Goal of the exercise. Reproduce the listing below without any change.

[Figure collection entries]
========================

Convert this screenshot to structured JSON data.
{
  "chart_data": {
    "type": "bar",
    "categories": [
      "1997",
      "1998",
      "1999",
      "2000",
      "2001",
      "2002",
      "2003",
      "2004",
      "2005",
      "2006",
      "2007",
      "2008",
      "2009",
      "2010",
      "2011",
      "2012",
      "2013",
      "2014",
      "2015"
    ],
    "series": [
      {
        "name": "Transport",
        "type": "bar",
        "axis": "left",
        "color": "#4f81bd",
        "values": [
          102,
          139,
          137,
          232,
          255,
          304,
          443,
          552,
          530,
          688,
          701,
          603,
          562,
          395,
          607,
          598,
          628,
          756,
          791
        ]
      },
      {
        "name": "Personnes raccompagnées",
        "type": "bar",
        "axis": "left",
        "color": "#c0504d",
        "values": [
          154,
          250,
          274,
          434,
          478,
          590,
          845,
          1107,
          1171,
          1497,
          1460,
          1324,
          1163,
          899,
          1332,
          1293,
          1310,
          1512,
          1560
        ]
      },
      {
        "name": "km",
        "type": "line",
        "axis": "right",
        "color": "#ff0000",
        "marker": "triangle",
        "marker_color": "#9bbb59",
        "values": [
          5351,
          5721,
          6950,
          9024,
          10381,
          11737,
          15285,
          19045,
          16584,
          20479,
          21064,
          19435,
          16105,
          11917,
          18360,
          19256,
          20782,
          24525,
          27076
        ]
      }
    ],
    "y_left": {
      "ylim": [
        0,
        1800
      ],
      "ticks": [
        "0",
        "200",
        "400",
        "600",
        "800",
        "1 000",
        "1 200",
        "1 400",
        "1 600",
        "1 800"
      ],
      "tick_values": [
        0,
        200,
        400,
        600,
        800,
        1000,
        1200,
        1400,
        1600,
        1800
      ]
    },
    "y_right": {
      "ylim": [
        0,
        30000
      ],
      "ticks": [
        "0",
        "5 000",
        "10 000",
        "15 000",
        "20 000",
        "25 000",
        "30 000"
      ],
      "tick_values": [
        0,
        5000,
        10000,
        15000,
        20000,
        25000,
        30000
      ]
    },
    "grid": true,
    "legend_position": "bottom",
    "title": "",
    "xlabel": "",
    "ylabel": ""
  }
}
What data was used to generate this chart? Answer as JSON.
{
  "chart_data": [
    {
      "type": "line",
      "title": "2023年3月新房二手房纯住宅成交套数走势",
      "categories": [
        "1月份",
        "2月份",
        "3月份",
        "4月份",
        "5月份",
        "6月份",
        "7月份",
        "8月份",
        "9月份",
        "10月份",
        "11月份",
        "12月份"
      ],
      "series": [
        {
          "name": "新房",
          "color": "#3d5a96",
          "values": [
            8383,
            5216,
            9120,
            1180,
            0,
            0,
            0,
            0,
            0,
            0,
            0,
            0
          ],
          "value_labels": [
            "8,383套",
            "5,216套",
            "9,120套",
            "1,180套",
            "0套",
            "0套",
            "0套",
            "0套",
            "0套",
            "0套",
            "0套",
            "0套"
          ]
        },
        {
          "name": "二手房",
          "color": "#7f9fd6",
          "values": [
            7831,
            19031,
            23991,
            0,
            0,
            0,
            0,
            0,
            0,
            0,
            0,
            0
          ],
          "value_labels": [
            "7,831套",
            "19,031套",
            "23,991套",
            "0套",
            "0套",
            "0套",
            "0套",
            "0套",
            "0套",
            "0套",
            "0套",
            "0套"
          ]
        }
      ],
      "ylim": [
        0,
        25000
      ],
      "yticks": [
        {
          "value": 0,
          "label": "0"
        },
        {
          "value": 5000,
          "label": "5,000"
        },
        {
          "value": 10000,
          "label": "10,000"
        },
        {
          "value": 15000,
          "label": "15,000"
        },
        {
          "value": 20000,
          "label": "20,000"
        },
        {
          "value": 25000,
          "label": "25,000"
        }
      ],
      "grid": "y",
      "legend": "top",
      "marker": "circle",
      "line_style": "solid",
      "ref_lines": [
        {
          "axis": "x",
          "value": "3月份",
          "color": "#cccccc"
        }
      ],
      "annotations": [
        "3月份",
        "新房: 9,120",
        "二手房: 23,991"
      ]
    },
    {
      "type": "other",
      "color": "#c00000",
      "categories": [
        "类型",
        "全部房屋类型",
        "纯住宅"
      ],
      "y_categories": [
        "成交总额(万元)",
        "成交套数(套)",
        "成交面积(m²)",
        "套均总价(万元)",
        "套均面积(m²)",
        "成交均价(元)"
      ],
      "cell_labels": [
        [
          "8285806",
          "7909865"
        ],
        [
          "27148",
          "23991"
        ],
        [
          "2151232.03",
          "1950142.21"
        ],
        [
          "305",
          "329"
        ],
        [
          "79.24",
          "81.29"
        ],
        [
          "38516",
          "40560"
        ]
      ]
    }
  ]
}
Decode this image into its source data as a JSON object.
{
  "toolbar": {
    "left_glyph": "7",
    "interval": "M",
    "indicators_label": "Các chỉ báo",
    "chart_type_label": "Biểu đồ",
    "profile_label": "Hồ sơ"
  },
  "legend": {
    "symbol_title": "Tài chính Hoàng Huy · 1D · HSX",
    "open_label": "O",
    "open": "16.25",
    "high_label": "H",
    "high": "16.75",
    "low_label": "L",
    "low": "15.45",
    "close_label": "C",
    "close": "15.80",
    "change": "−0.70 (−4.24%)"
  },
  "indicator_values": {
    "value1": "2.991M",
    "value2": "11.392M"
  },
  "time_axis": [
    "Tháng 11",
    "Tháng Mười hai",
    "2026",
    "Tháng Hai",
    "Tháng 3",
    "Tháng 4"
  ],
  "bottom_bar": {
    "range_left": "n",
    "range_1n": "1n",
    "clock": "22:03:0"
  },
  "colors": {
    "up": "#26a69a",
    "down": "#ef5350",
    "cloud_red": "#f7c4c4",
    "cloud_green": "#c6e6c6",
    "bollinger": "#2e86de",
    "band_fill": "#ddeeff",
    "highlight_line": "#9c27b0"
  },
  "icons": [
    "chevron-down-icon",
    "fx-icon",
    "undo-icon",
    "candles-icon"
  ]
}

========================

Solution to this task.
Convert this screenshot to structured JSON data.
{
  "chart_data": {
    "type": "bar",
    "categories": [
      "1997",
      "1998",
      "1999",
      "2000",
      "2001",
      "2002",
      "2003",
      "2004",
      "2005",
      "2006",
      "2007",
      "2008",
      "2009",
      "2010",
      "2011",
      "2012",
      "2013",
      "2014",
      "2015"
    ],
    "series": [
      {
        "name": "Transport",
        "type": "bar",
        "axis": "left",
        "color": "#4f81bd",
        "values": [
          102,
          139,
          137,
          232,
          255,
          304,
          443,
          552,
          530,
          688,
          701,
          603,
          562,
          395,
          607,
          598,
          628,
          756,
          791
        ]
      },
      {
        "name": "Personnes raccompagnées",
        "type": "bar",
        "axis": "left",
        "color": "#c0504d",
        "values": [
          154,
          250,
          274,
          434,
          478,
          590,
          845,
          1107,
          1171,
          1497,
          1460,
          1324,
          1163,
          899,
          1332,
          1293,
          1310,
          1512,
          1560
        ]
      },
      {
        "name": "km",
        "type": "line",
        "axis": "right",
        "color": "#ff0000",
        "marker": "triangle",
        "marker_color": "#9bbb59",
        "values": [
          5351,
          5721,
          6950,
          9024,
          10381,
          11737,
          15285,
          19045,
          16584,
          20479,
          21064,
          19435,
          16105,
          11917,
          18360,
          19256,
          20782,
          24525,
          27076
        ]
      }
    ],
    "y_left": {
      "ylim": [
        0,
        1800
      ],
      "ticks": [
        "0",
        "200",
        "400",
        "600",
        "800",
        "1 000",
        "1 200",
        "1 400",
        "1 600",
        "1 800"
      ],
      "tick_values": [
        0,
        200,
        400,
        600,
        800,
        1000,
        1200,
        1400,
        1600,
        1800
      ]
    },
    "y_right": {
      "ylim": [
        0,
        30000
      ],
      "ticks": [
        "0",
        "5 000",
        "10 000",
        "15 000",
        "20 000",
        "25 000",
        "30 000"
      ],
      "tick_values": [
        0,
        5000,
        10000,
        15000,
        20000,
        25000,
        30000
      ]
    },
    "grid": true,
    "legend_position": "bottom",
    "title": "",
    "xlabel": "",
    "ylabel": ""
  }
}
What data was used to generate this chart? Answer as JSON.
{
  "chart_data": [
    {
      "type": "line",
      "title": "2023年3月新房二手房纯住宅成交套数走势",
      "categories": [
        "1月份",
        "2月份",
        "3月份",
        "4月份",
        "5月份",
        "6月份",
        "7月份",
        "8月份",
        "9月份",
        "10月份",
        "11月份",
        "12月份"
      ],
      "series": [
        {
          "name": "新房",
          "color": "#3d5a96",
          "values": [
            8383,
            5216,
            9120,
            1180,
            0,
            0,
            0,
            0,
            0,
            0,
            0,
            0
          ],
          "value_labels": [
            "8,383套",
            "5,216套",
            "9,120套",
            "1,180套",
            "0套",
            "0套",
            "0套",
            "0套",
            "0套",
            "0套",
            "0套",
            "0套"
          ]
        },
        {
          "name": "二手房",
          "color": "#7f9fd6",
          "values": [
            7831,
            19031,
            23991,
            0,
            0,
            0,
            0,
            0,
            0,
            0,
            0,
            0
          ],
          "value_labels": [
            "7,831套",
            "19,031套",
            "23,991套",
            "0套",
            "0套",
            "0套",
            "0套",
            "0套",
            "0套",
            "0套",
            "0套",
            "0套"
          ]
        }
      ],
      "ylim": [
        0,
        25000
      ],
      "yticks": [
        {
          "value": 0,
          "label": "0"
        },
        {
          "value": 5000,
          "label": "5,000"
        },
        {
          "value": 10000,
          "label": "10,000"
        },
        {
          "value": 15000,
          "label": "15,000"
        },
        {
          "value": 20000,
          "label": "20,000"
        },
        {
          "value": 25000,
          "label": "25,000"
        }
      ],
      "grid": "y",
      "legend": "top",
      "marker": "circle",
      "line_style": "solid",
      "ref_lines": [
        {
          "axis": "x",
          "value": "3月份",
          "color": "#cccccc"
        }
      ],
      "annotations": [
        "3月份",
        "新房: 9,120",
        "二手房: 23,991"
      ]
    },
    {
      "type": "other",
      "color": "#c00000",
      "categories": [
        "类型",
        "全部房屋类型",
        "纯住宅"
      ],
      "y_categories": [
        "成交总额(万元)",
        "成交套数(套)",
        "成交面积(m²)",
        "套均总价(万元)",
        "套均面积(m²)",
        "成交均价(元)"
      ],
      "cell_labels": [
        [
          "8285806",
          "7909865"
        ],
        [
          "27148",
          "23991"
        ],
        [
          "2151232.03",
          "1950142.21"
        ],
        [
          "305",
          "329"
        ],
        [
          "79.24",
          "81.29"
        ],
        [
          "38516",
          "40560"
        ]
      ]
    }
  ]
}
Decode this image into its source data as a JSON object.
{
  "toolbar": {
    "left_glyph": "7",
    "interval": "M",
    "indicators_label": "Các chỉ báo",
    "chart_type_label": "Biểu đồ",
    "profile_label": "Hồ sơ"
  },
  "legend": {
    "symbol_title": "Tài chính Hoàng Huy · 1D · HSX",
    "open_label": "O",
    "open": "16.25",
    "high_label": "H",
    "high": "16.75",
    "low_label": "L",
    "low": "15.45",
    "close_label": "C",
    "close": "15.80",
    "change": "−0.70 (−4.24%)"
  },
  "indicator_values": {
    "value1": "2.991M",
    "value2": "11.392M"
  },
  "time_axis": [
    "Tháng 11",
    "Tháng Mười hai",
    "2026",
    "Tháng Hai",
    "Tháng 3",
    "Tháng 4"
  ],
  "bottom_bar": {
    "range_left": "n",
    "range_1n": "1n",
    "clock": "22:03:0"
  },
  "colors": {
    "up": "#26a69a",
    "down": "#ef5350",
    "cloud_red": "#f7c4c4",
    "cloud_green": "#c6e6c6",
    "bollinger": "#2e86de",
    "band_fill": "#ddeeff",
    "highlight_line": "#9c27b0"
  },
  "icons": [
    "chevron-down-icon",
    "fx-icon",
    "undo-icon",
    "candles-icon"
  ]
}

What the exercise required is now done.